> **Consegna A**
Riporta come tabella Markdown, con le colonne Numero e Contenuto, tutte le righe dei record da quella che contiene "trash-icon[interactable] bbox=[431, 170, 472, 210]" fino a quella che contiene "list-column: その他 カードを追加", entrambe incluse. Tralascia le righe vuote.

> **Estratto del testo**
· · · · ·

Contrattazione

Nove punti per rilanciare il duale. Il primo è l’intesa Stato-Regioni

di Cristina Casadei

Sono passati più di 5 anni dall’inizio della sperimentazione “Bobba” (dal nome dell’allora sottosegretario al ministero del Lavoro Luigi Bobba), che ha segnato l’entrata a regime del sistema duale in Italia. Adesso, il Piano nazionale di ripresa e resilienza definisce un orizzonte quinquennale per il rafforzamento del sistema duale e dell’apprendistato, prevedendo l’impiego di 600 milioni di euro, ossia 120 all’anno. A questi vanno sommate le risorse stanziate per via ordinaria dal Ministero del lavoro, pari a circa 125 milioni di euro all’anno, oltre alle ulteriori risorse per decontribuzioni per i centri di eccellenza, per i tutor aziendali, per il placement e a quelle messe in campo dalle Regioni, per lo più con l’utilizzo del Fondo sociale europeo.

Risorse e rilancio

«La dotazione complessiva a disposizione del sistema duale potrebbe quindi raddoppiare e conseguentemente anche il numero di giovani formati, con rilevanti ricadute sull’impatto occupazionale, dal momento che le percentuali di inserimento sono vicine alla totalità», osserva Daniele Marini, professore di Sociologia dei processi economici all’Università di Padova che ha curato il volume con cui Fondazione per la Scuola, con il sostegno della Fondazione Compagnia di San Paolo e in collaborazione con Forma, fa un bilancio dell’esperienza duale nell’Iefp, ossia l’istruzione e formazione professionale. Sarà pubblicato in autunno dalla casa editrice Il Mulino e contiene oltre 40 interviste a enti di formazione, che consentono di fare una valutazione e suggerire 9 punti per il rilancio di un sistema in cui il nostro paese si è fortemente ispirato alla Germania, pur rimanendone lontano nei numeri.

· · · · ·

> **Materiale di lavoro**

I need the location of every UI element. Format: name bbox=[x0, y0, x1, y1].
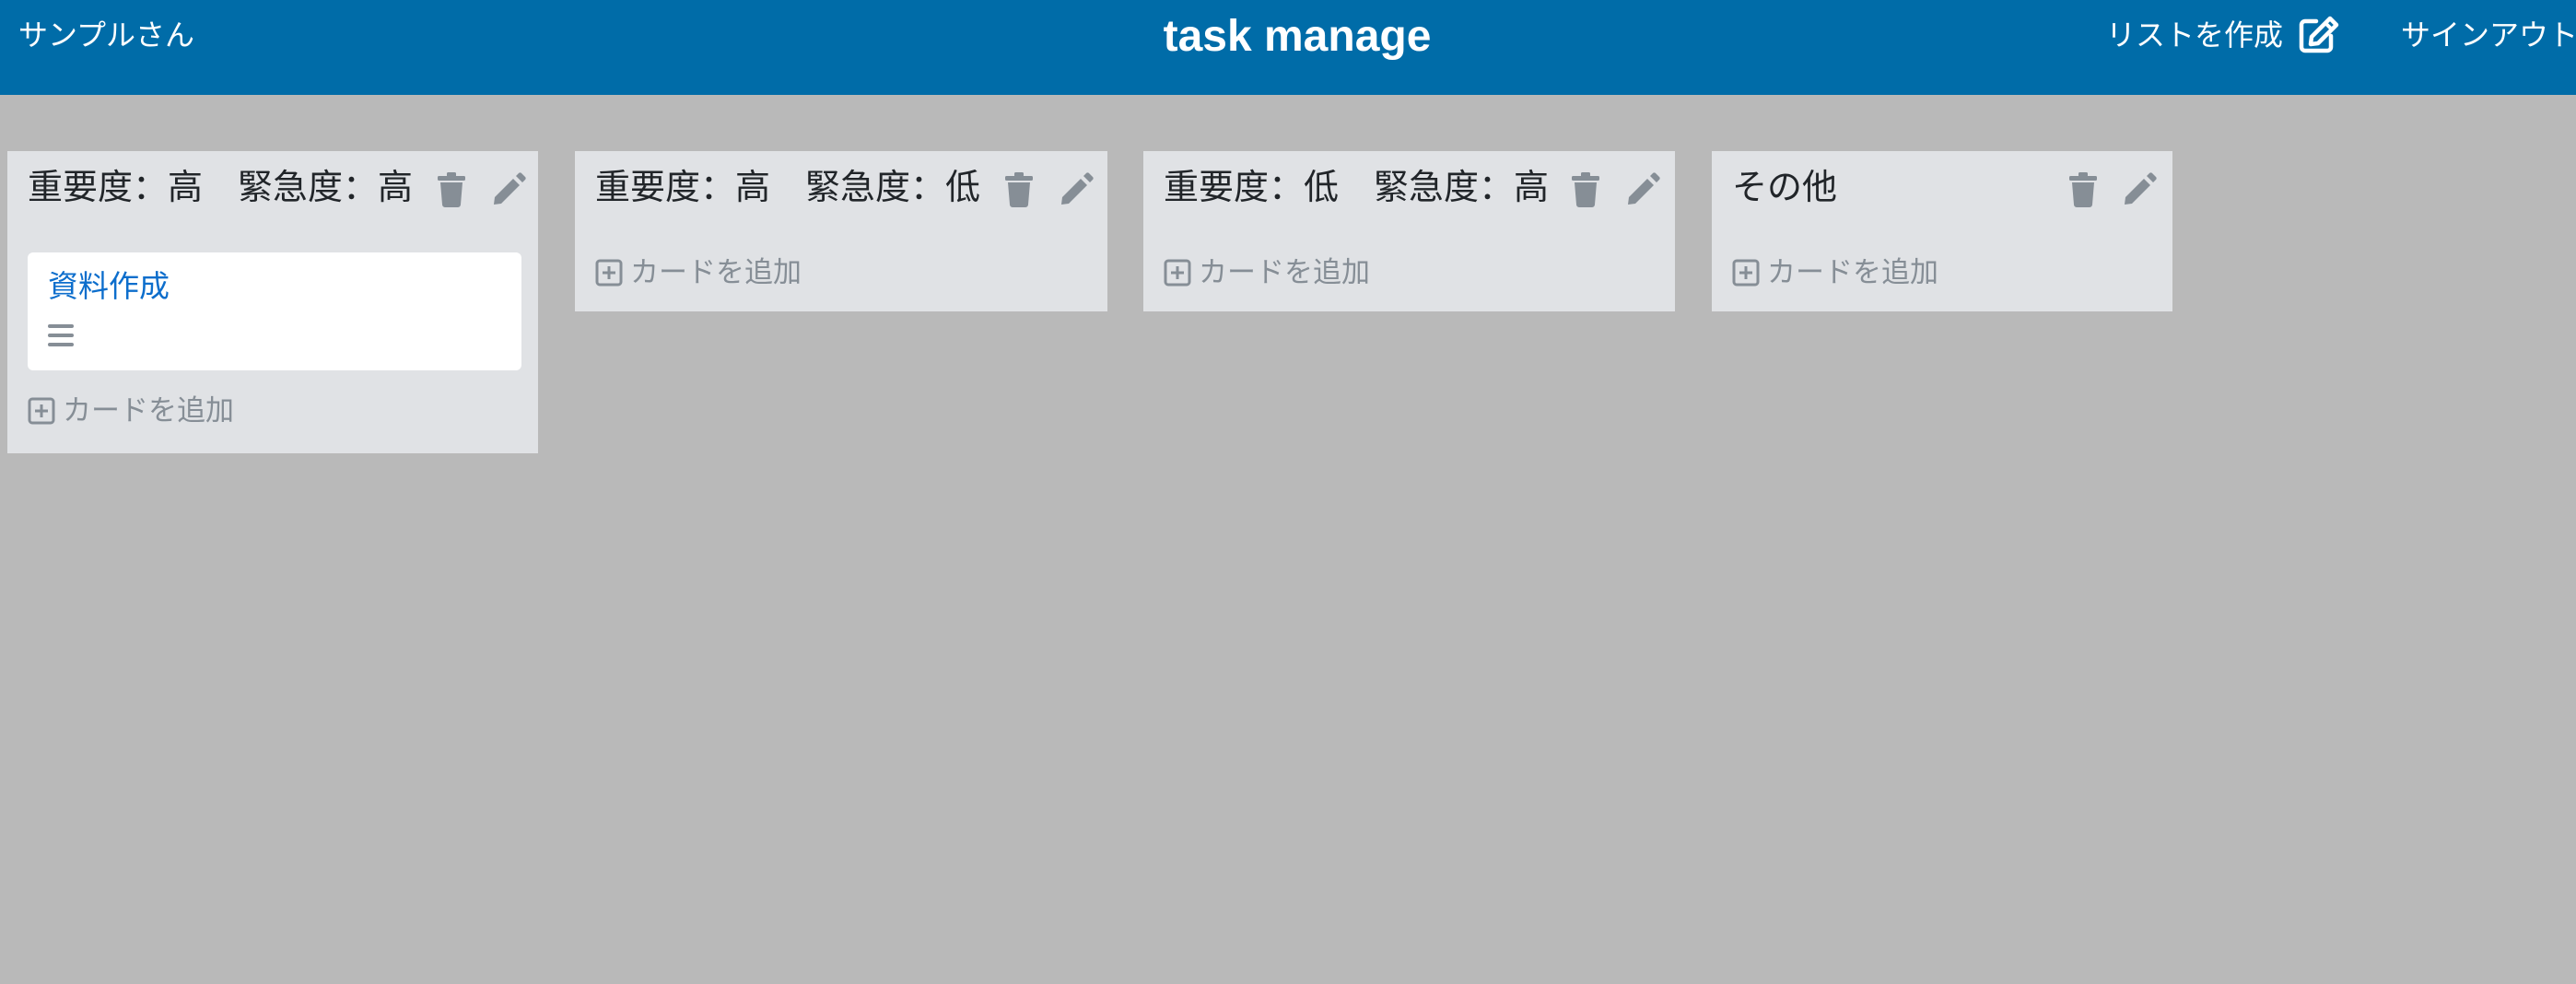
trash-icon[interactable] bbox=[431, 170, 472, 210]
plus-square-icon bbox=[595, 259, 623, 287]
list-column: 重要度：高 緊急度：低 カードを追加 bbox=[575, 151, 1107, 311]
pencil-icon[interactable] bbox=[1622, 170, 1663, 210]
list-header: 重要度：低 緊急度：高 bbox=[1143, 151, 1675, 228]
trash-icon[interactable] bbox=[1565, 170, 1606, 210]
list-header: 重要度：高 緊急度：低 bbox=[575, 151, 1107, 228]
list-column: その他 カードを追加 bbox=[1712, 151, 2172, 311]
list-title[interactable]: 重要度：低 緊急度：高 bbox=[1164, 164, 1549, 210]
list-column: 重要度：高 緊急度：高 資料作成 カードを追加 bbox=[7, 151, 538, 453]
list-column: 重要度：低 緊急度：高 カードを追加 bbox=[1143, 151, 1675, 311]
add-card-button[interactable]: カードを追加 bbox=[1732, 254, 1938, 291]
sign-out-link[interactable]: サインアウト bbox=[2401, 17, 2576, 53]
list-header: その他 bbox=[1712, 151, 2172, 228]
add-card-button[interactable]: カードを追加 bbox=[28, 392, 234, 429]
create-list-button[interactable]: リストを作成 bbox=[2106, 13, 2340, 57]
plus-square-icon bbox=[1732, 259, 1760, 287]
add-card-label: カードを追加 bbox=[63, 394, 234, 428]
list-title[interactable]: 重要度：高 緊急度：高 bbox=[28, 164, 413, 210]
list-title[interactable]: その他 bbox=[1732, 164, 1837, 210]
pencil-icon[interactable] bbox=[1056, 170, 1096, 210]
trash-icon[interactable] bbox=[999, 170, 1039, 210]
list-title[interactable]: 重要度：高 緊急度：低 bbox=[595, 164, 980, 210]
pencil-icon[interactable] bbox=[2119, 170, 2160, 210]
card-title[interactable]: 資料作成 bbox=[48, 267, 170, 306]
list-header: 重要度：高 緊急度：高 bbox=[7, 151, 538, 228]
add-card-label: カードを追加 bbox=[1767, 256, 1938, 289]
create-list-label: リストを作成 bbox=[2106, 18, 2284, 53]
add-card-button[interactable]: カードを追加 bbox=[1164, 254, 1370, 291]
add-card-button[interactable]: カードを追加 bbox=[595, 254, 802, 291]
add-card-label: カードを追加 bbox=[630, 256, 802, 289]
add-card-label: カードを追加 bbox=[1199, 256, 1370, 289]
trash-icon[interactable] bbox=[2063, 170, 2103, 210]
card[interactable]: 資料作成 bbox=[28, 252, 521, 370]
plus-square-icon bbox=[28, 397, 55, 425]
pencil-icon[interactable] bbox=[488, 170, 529, 210]
navbar: サンプルさん task manage リストを作成 サインアウト bbox=[0, 0, 2576, 95]
bars-icon bbox=[48, 324, 76, 348]
plus-square-icon bbox=[1164, 259, 1191, 287]
edit-square-icon bbox=[2298, 16, 2340, 54]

· · · · ·

> **Consegna B**
Secondo l'estratto del testo, quanti milioni di euro all'anno destina il Piano nazionale di ripresa e resilienza al rafforzamento del sistema duale e dell'apprendistato?

> **Risposta A**
| Numero | Contenuto |
|---|---|
| 1 | trash-icon[interactable] bbox=[431, 170, 472, 210] |
| 2 | plus-square-icon bbox=[595, 259, 623, 287] |
| 3 | list-column: 重要度：高 緊急度：低 カードを追加 bbox=[575, 151, 1107, 311] |
| 4 | pencil-icon[interactable] bbox=[1622, 170, 1663, 210] |
| 5 | list-header: 重要度：低 緊急度：高 bbox=[1143, 151, 1675, 228] |
| 6 | trash-icon[interactable] bbox=[1565, 170, 1606, 210] |
| 7 | list-header: 重要度：高 緊急度：低 bbox=[575, 151, 1107, 228] |
| 8 | list-column: その他 カードを追加 bbox=[1712, 151, 2172, 311] |

> **Risposta B**
120 milioni di euro all'anno.